--- BEGIN PROVIDED DATA ---
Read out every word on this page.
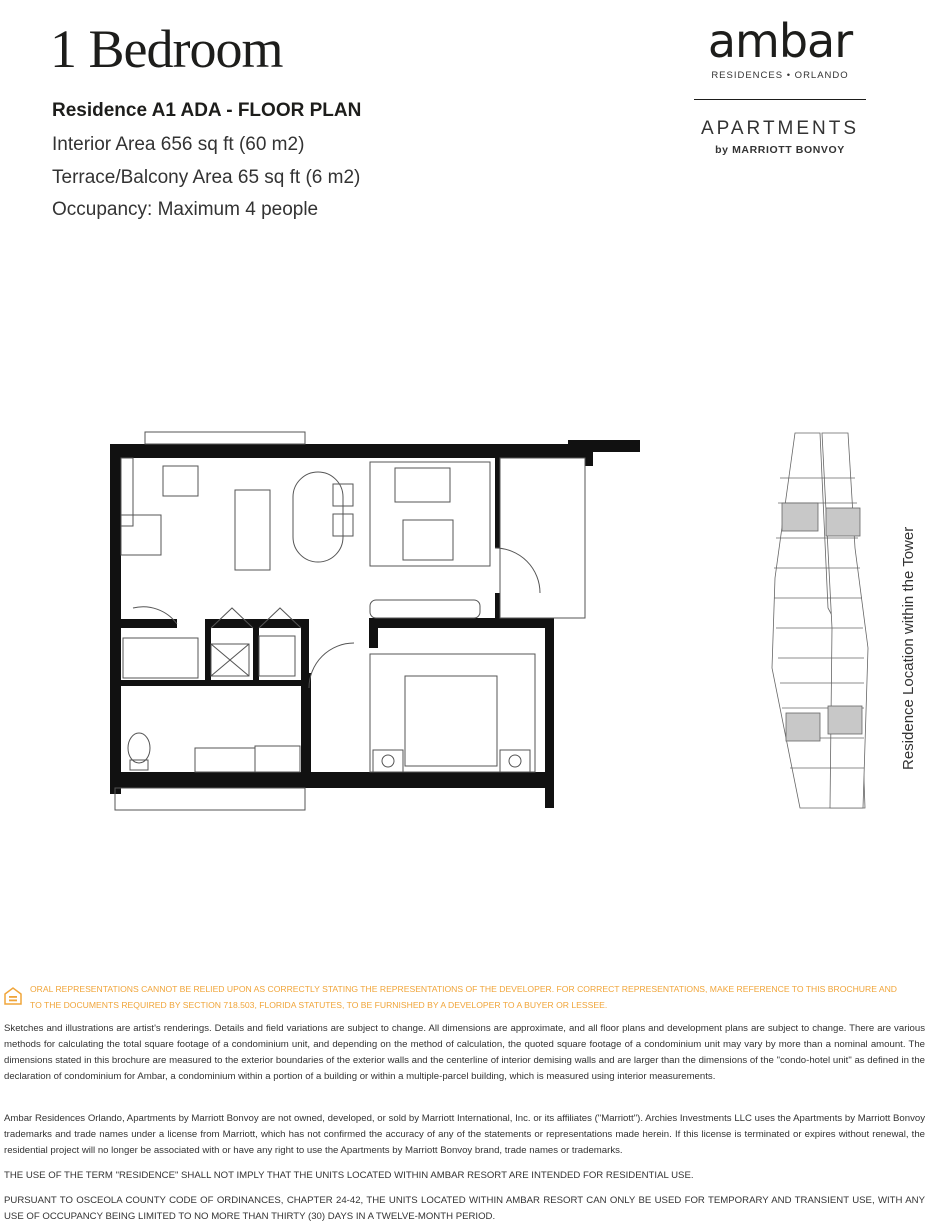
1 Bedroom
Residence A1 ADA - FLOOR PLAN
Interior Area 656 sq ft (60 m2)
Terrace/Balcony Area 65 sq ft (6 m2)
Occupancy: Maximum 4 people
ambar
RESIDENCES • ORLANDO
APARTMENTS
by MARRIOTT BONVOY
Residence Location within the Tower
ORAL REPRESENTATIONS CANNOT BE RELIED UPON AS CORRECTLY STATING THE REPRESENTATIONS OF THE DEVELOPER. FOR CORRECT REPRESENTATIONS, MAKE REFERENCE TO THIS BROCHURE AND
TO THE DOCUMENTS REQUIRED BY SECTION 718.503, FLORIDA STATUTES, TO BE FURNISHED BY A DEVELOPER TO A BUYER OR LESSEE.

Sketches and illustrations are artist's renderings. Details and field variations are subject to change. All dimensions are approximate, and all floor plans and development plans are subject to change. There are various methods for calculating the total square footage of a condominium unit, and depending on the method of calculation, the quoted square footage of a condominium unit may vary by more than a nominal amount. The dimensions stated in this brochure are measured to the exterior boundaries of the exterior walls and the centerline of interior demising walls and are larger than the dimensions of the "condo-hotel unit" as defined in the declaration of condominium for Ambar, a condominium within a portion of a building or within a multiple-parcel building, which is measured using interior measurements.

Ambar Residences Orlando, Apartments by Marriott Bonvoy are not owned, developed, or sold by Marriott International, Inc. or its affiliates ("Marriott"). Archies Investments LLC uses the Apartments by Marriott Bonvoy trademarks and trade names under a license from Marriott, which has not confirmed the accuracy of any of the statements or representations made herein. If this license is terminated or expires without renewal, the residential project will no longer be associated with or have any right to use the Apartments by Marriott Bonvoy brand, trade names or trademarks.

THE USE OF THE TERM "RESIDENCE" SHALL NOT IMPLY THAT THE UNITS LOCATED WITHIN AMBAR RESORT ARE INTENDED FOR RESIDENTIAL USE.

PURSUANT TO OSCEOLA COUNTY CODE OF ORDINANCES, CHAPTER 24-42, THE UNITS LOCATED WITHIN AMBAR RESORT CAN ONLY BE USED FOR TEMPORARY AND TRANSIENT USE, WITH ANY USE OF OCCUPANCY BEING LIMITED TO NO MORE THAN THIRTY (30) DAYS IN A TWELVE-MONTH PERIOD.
--- END PROVIDED DATA ---
**GIVEN PROBLEM**
Every entry must be transcribed exactly. Pictures do not belong in the copy.

**EXERCISE ANSWER**
Read out every word on this page.
1 Bedroom
Residence A1 ADA - FLOOR PLAN
Interior Area 656 sq ft (60 m2)
Terrace/Balcony Area 65 sq ft (6 m2)
Occupancy: Maximum 4 people
ambar
RESIDENCES • ORLANDO
APARTMENTS
by MARRIOTT BONVOY
Residence Location within the Tower
ORAL REPRESENTATIONS CANNOT BE RELIED UPON AS CORRECTLY STATING THE REPRESENTATIONS OF THE DEVELOPER. FOR CORRECT REPRESENTATIONS, MAKE REFERENCE TO THIS BROCHURE AND
TO THE DOCUMENTS REQUIRED BY SECTION 718.503, FLORIDA STATUTES, TO BE FURNISHED BY A DEVELOPER TO A BUYER OR LESSEE.

Sketches and illustrations are artist's renderings. Details and field variations are subject to change. All dimensions are approximate, and all floor plans and development plans are subject to change. There are various methods for calculating the total square footage of a condominium unit, and depending on the method of calculation, the quoted square footage of a condominium unit may vary by more than a nominal amount. The dimensions stated in this brochure are measured to the exterior boundaries of the exterior walls and the centerline of interior demising walls and are larger than the dimensions of the "condo-hotel unit" as defined in the declaration of condominium for Ambar, a condominium within a portion of a building or within a multiple-parcel building, which is measured using interior measurements.

Ambar Residences Orlando, Apartments by Marriott Bonvoy are not owned, developed, or sold by Marriott International, Inc. or its affiliates ("Marriott"). Archies Investments LLC uses the Apartments by Marriott Bonvoy trademarks and trade names under a license from Marriott, which has not confirmed the accuracy of any of the statements or representations made herein. If this license is terminated or expires without renewal, the residential project will no longer be associated with or have any right to use the Apartments by Marriott Bonvoy brand, trade names or trademarks.

THE USE OF THE TERM "RESIDENCE" SHALL NOT IMPLY THAT THE UNITS LOCATED WITHIN AMBAR RESORT ARE INTENDED FOR RESIDENTIAL USE.

PURSUANT TO OSCEOLA COUNTY CODE OF ORDINANCES, CHAPTER 24-42, THE UNITS LOCATED WITHIN AMBAR RESORT CAN ONLY BE USED FOR TEMPORARY AND TRANSIENT USE, WITH ANY USE OF OCCUPANCY BEING LIMITED TO NO MORE THAN THIRTY (30) DAYS IN A TWELVE-MONTH PERIOD.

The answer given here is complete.